-- START SUPPLIED RECORDS --

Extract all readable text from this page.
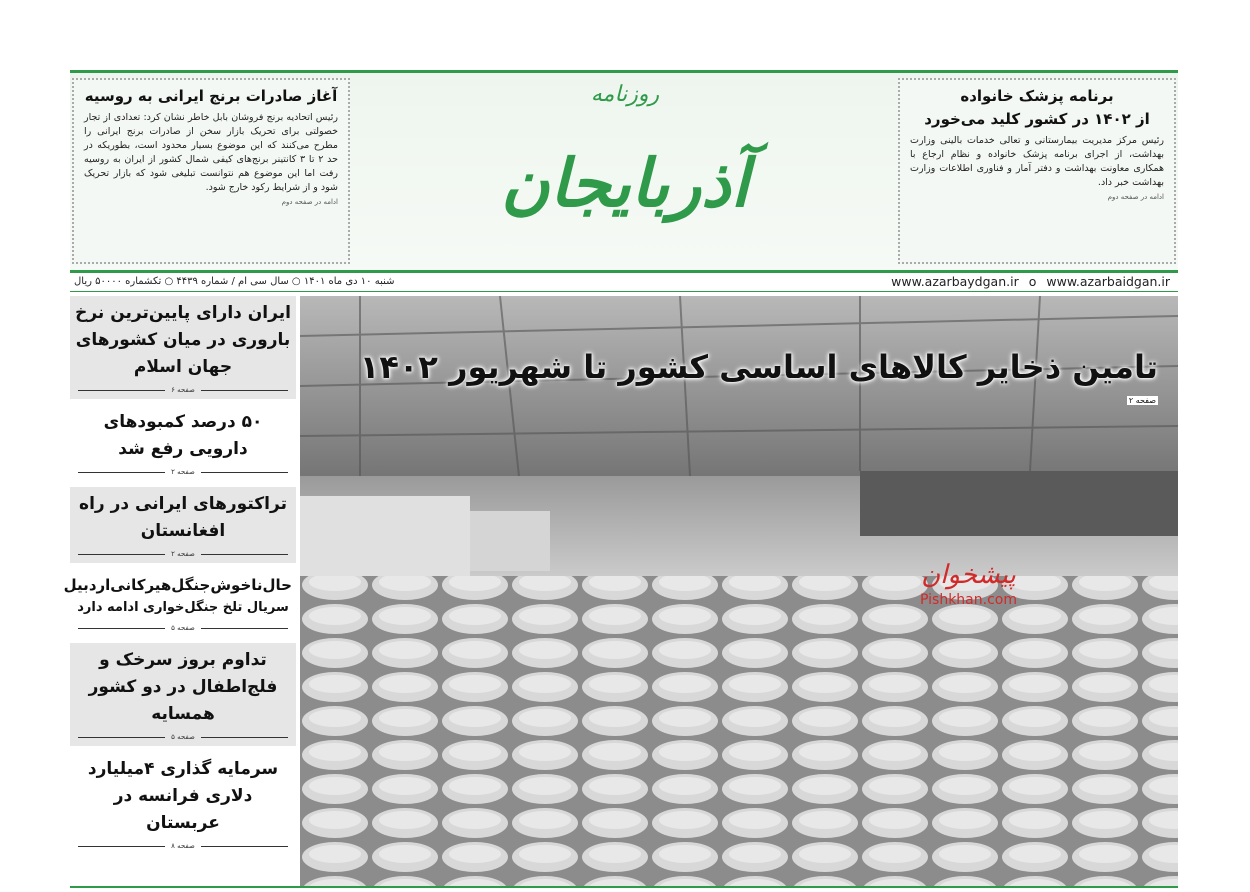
برنامه پزشک خانواده
از ۱۴۰۲ در کشور کلید می‌خورد

رئیس مرکز مدیریت بیمارستانی و تعالی خدمات بالینی وزارت بهداشت، از اجرای برنامه پزشک خانواده و نظام ارجاع با همکاری معاونت بهداشت و دفتر آمار و فناوری اطلاعات وزارت بهداشت خبر داد.

ادامه در صفحه دوم
روزنامه
آذربایجان
آغاز صادرات برنج ایرانی به روسیه

رئیس اتحادیه برنج فروشان بابل خاطر نشان کرد: تعدادی از تجار خصولتی برای تحریک بازار سخن از صادرات برنج ایرانی را مطرح می‌کنند که این موضوع بسیار محدود است، بطوریکه در حد ۲ تا ۳ کانتینر برنج‌های کیفی شمال کشور از ایران به روسیه رفت اما این موضوع هم نتوانست تبلیغی شود که بازار تحریک شود و از شرایط رکود خارج شود.

ادامه در صفحه دوم
www.azarbaydgan.ir o www.azarbaidgan.ir
شنبه ۱۰ دی ماه ۱۴۰۱ ○ سال سی ام / شماره ۴۴۳۹ ○ تکشماره ۵۰۰۰۰ ریال
ایران دارای پایین‌ترین نرخ باروری در میان کشورهای جهان اسلام
صفحه ۶
۵۰ درصد کمبودهای دارویی رفع شد
صفحه ۲
تراکتورهای ایرانی در راه افغانستان
صفحه ۲
حال‌ناخوش‌جنگل‌هیرکانی‌اردبیل
سریال تلخ جنگل‌خواری ادامه دارد
صفحه ۵
تداوم بروز سرخک و فلج‌اطفال در دو کشور همسایه
صفحه ۵
سرمایه گذاری ۴میلیارد دلاری فرانسه در عربستان
صفحه ۸
تامین ذخایر کالاهای اساسی کشور تا شهریور ۱۴۰۲
صفحه ۲
پیشخوان
Pishkhan.com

-- END SUPPLIED RECORDS --

Exclude the images and reproduce the remaining data exactly.

THE OUTPUT:
Extract all readable text from this page.
برنامه پزشک خانواده
از ۱۴۰۲ در کشور کلید می‌خورد

رئیس مرکز مدیریت بیمارستانی و تعالی خدمات بالینی وزارت بهداشت، از اجرای برنامه پزشک خانواده و نظام ارجاع با همکاری معاونت بهداشت و دفتر آمار و فناوری اطلاعات وزارت بهداشت خبر داد.

ادامه در صفحه دوم
روزنامه
آذربایجان
آغاز صادرات برنج ایرانی به روسیه

رئیس اتحادیه برنج فروشان بابل خاطر نشان کرد: تعدادی از تجار خصولتی برای تحریک بازار سخن از صادرات برنج ایرانی را مطرح می‌کنند که این موضوع بسیار محدود است، بطوریکه در حد ۲ تا ۳ کانتینر برنج‌های کیفی شمال کشور از ایران به روسیه رفت اما این موضوع هم نتوانست تبلیغی شود که بازار تحریک شود و از شرایط رکود خارج شود.

ادامه در صفحه دوم
www.azarbaydgan.ir o www.azarbaidgan.ir
شنبه ۱۰ دی ماه ۱۴۰۱ ○ سال سی ام / شماره ۴۴۳۹ ○ تکشماره ۵۰۰۰۰ ریال
ایران دارای پایین‌ترین نرخ باروری در میان کشورهای جهان اسلام
صفحه ۶
۵۰ درصد کمبودهای دارویی رفع شد
صفحه ۲
تراکتورهای ایرانی در راه افغانستان
صفحه ۲
حال‌ناخوش‌جنگل‌هیرکانی‌اردبیل
سریال تلخ جنگل‌خواری ادامه دارد
صفحه ۵
تداوم بروز سرخک و فلج‌اطفال در دو کشور همسایه
صفحه ۵
سرمایه گذاری ۴میلیارد دلاری فرانسه در عربستان
صفحه ۸
تامین ذخایر کالاهای اساسی کشور تا شهریور ۱۴۰۲
صفحه ۲
پیشخوان
Pishkhan.com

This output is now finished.